» **THE TASK**
Reproduce the material word for word; the images stay out.

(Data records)
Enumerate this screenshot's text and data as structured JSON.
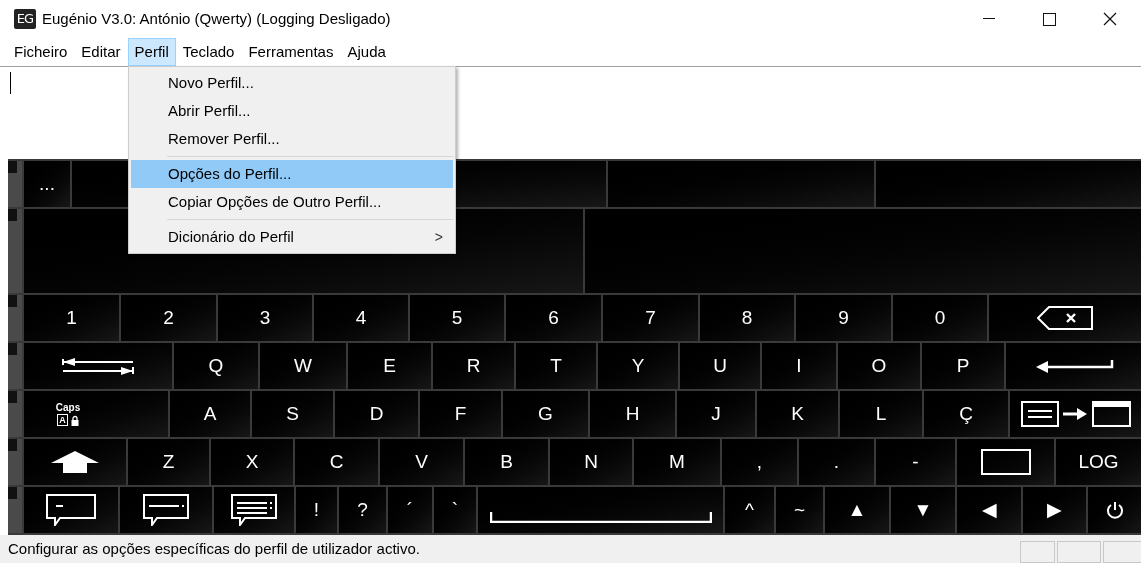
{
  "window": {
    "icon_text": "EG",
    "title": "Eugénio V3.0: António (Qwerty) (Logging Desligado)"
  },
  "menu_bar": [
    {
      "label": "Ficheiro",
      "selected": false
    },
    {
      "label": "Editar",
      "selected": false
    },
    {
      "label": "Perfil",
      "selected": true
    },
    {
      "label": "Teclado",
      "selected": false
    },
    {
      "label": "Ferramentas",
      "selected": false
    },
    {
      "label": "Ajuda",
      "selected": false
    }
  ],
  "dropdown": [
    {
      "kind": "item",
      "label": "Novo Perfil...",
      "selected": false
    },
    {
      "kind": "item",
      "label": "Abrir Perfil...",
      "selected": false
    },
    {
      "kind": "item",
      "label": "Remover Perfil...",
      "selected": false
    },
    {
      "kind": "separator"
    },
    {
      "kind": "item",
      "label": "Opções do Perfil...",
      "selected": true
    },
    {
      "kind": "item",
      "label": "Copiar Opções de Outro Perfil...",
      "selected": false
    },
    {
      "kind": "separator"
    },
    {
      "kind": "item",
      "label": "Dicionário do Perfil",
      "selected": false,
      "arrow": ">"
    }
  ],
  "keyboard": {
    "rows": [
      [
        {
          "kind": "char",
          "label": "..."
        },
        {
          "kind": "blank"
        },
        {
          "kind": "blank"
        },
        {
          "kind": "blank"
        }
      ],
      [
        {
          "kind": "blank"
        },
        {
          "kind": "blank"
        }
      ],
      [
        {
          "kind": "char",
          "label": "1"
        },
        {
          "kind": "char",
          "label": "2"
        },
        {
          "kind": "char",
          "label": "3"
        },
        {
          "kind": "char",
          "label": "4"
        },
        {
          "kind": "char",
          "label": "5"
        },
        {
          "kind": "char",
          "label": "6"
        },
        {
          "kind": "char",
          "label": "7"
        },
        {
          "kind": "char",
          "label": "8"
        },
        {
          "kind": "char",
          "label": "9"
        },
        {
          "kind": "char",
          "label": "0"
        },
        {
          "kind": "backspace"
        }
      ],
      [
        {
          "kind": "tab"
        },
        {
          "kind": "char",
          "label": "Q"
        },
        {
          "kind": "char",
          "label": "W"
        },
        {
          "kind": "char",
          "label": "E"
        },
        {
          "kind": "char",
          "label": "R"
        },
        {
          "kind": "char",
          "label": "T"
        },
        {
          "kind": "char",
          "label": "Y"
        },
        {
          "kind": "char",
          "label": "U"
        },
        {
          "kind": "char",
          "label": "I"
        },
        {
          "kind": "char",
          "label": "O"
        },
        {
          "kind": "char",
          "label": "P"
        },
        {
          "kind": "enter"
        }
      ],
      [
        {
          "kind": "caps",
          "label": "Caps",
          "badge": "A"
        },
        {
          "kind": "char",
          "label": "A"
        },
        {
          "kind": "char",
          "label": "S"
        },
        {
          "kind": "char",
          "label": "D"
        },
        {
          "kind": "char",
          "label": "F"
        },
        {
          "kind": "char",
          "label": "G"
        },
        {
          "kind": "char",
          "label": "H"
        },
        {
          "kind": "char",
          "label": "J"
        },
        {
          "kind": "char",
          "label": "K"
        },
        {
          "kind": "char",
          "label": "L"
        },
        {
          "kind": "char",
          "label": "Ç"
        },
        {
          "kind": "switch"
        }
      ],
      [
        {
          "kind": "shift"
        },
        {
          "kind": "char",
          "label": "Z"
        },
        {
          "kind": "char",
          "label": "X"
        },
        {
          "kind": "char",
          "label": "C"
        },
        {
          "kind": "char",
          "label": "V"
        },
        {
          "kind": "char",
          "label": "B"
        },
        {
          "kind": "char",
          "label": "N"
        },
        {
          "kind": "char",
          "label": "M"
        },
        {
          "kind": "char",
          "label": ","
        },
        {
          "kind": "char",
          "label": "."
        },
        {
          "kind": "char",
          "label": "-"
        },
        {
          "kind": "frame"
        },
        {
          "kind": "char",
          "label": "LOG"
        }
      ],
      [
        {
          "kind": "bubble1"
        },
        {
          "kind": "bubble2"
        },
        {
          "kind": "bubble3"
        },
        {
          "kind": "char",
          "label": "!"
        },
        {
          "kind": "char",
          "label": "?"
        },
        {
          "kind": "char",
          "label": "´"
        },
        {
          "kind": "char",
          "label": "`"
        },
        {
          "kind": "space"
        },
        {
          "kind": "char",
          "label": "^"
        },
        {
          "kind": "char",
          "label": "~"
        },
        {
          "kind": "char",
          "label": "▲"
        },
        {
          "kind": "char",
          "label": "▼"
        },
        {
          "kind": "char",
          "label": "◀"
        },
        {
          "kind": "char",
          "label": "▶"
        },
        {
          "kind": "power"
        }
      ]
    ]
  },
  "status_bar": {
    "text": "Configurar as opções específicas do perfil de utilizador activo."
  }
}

» **FINISHED TASK**
Enumerate this screenshot's text and data as structured JSON.
{
  "window": {
    "icon_text": "EG",
    "title": "Eugénio V3.0: António (Qwerty) (Logging Desligado)"
  },
  "menu_bar": [
    {
      "label": "Ficheiro",
      "selected": false
    },
    {
      "label": "Editar",
      "selected": false
    },
    {
      "label": "Perfil",
      "selected": true
    },
    {
      "label": "Teclado",
      "selected": false
    },
    {
      "label": "Ferramentas",
      "selected": false
    },
    {
      "label": "Ajuda",
      "selected": false
    }
  ],
  "dropdown": [
    {
      "kind": "item",
      "label": "Novo Perfil...",
      "selected": false
    },
    {
      "kind": "item",
      "label": "Abrir Perfil...",
      "selected": false
    },
    {
      "kind": "item",
      "label": "Remover Perfil...",
      "selected": false
    },
    {
      "kind": "separator"
    },
    {
      "kind": "item",
      "label": "Opções do Perfil...",
      "selected": true
    },
    {
      "kind": "item",
      "label": "Copiar Opções de Outro Perfil...",
      "selected": false
    },
    {
      "kind": "separator"
    },
    {
      "kind": "item",
      "label": "Dicionário do Perfil",
      "selected": false,
      "arrow": ">"
    }
  ],
  "keyboard": {
    "rows": [
      [
        {
          "kind": "char",
          "label": "..."
        },
        {
          "kind": "blank"
        },
        {
          "kind": "blank"
        },
        {
          "kind": "blank"
        }
      ],
      [
        {
          "kind": "blank"
        },
        {
          "kind": "blank"
        }
      ],
      [
        {
          "kind": "char",
          "label": "1"
        },
        {
          "kind": "char",
          "label": "2"
        },
        {
          "kind": "char",
          "label": "3"
        },
        {
          "kind": "char",
          "label": "4"
        },
        {
          "kind": "char",
          "label": "5"
        },
        {
          "kind": "char",
          "label": "6"
        },
        {
          "kind": "char",
          "label": "7"
        },
        {
          "kind": "char",
          "label": "8"
        },
        {
          "kind": "char",
          "label": "9"
        },
        {
          "kind": "char",
          "label": "0"
        },
        {
          "kind": "backspace"
        }
      ],
      [
        {
          "kind": "tab"
        },
        {
          "kind": "char",
          "label": "Q"
        },
        {
          "kind": "char",
          "label": "W"
        },
        {
          "kind": "char",
          "label": "E"
        },
        {
          "kind": "char",
          "label": "R"
        },
        {
          "kind": "char",
          "label": "T"
        },
        {
          "kind": "char",
          "label": "Y"
        },
        {
          "kind": "char",
          "label": "U"
        },
        {
          "kind": "char",
          "label": "I"
        },
        {
          "kind": "char",
          "label": "O"
        },
        {
          "kind": "char",
          "label": "P"
        },
        {
          "kind": "enter"
        }
      ],
      [
        {
          "kind": "caps",
          "label": "Caps",
          "badge": "A"
        },
        {
          "kind": "char",
          "label": "A"
        },
        {
          "kind": "char",
          "label": "S"
        },
        {
          "kind": "char",
          "label": "D"
        },
        {
          "kind": "char",
          "label": "F"
        },
        {
          "kind": "char",
          "label": "G"
        },
        {
          "kind": "char",
          "label": "H"
        },
        {
          "kind": "char",
          "label": "J"
        },
        {
          "kind": "char",
          "label": "K"
        },
        {
          "kind": "char",
          "label": "L"
        },
        {
          "kind": "char",
          "label": "Ç"
        },
        {
          "kind": "switch"
        }
      ],
      [
        {
          "kind": "shift"
        },
        {
          "kind": "char",
          "label": "Z"
        },
        {
          "kind": "char",
          "label": "X"
        },
        {
          "kind": "char",
          "label": "C"
        },
        {
          "kind": "char",
          "label": "V"
        },
        {
          "kind": "char",
          "label": "B"
        },
        {
          "kind": "char",
          "label": "N"
        },
        {
          "kind": "char",
          "label": "M"
        },
        {
          "kind": "char",
          "label": ","
        },
        {
          "kind": "char",
          "label": "."
        },
        {
          "kind": "char",
          "label": "-"
        },
        {
          "kind": "frame"
        },
        {
          "kind": "char",
          "label": "LOG"
        }
      ],
      [
        {
          "kind": "bubble1"
        },
        {
          "kind": "bubble2"
        },
        {
          "kind": "bubble3"
        },
        {
          "kind": "char",
          "label": "!"
        },
        {
          "kind": "char",
          "label": "?"
        },
        {
          "kind": "char",
          "label": "´"
        },
        {
          "kind": "char",
          "label": "`"
        },
        {
          "kind": "space"
        },
        {
          "kind": "char",
          "label": "^"
        },
        {
          "kind": "char",
          "label": "~"
        },
        {
          "kind": "char",
          "label": "▲"
        },
        {
          "kind": "char",
          "label": "▼"
        },
        {
          "kind": "char",
          "label": "◀"
        },
        {
          "kind": "char",
          "label": "▶"
        },
        {
          "kind": "power"
        }
      ]
    ]
  },
  "status_bar": {
    "text": "Configurar as opções específicas do perfil de utilizador activo."
  }
}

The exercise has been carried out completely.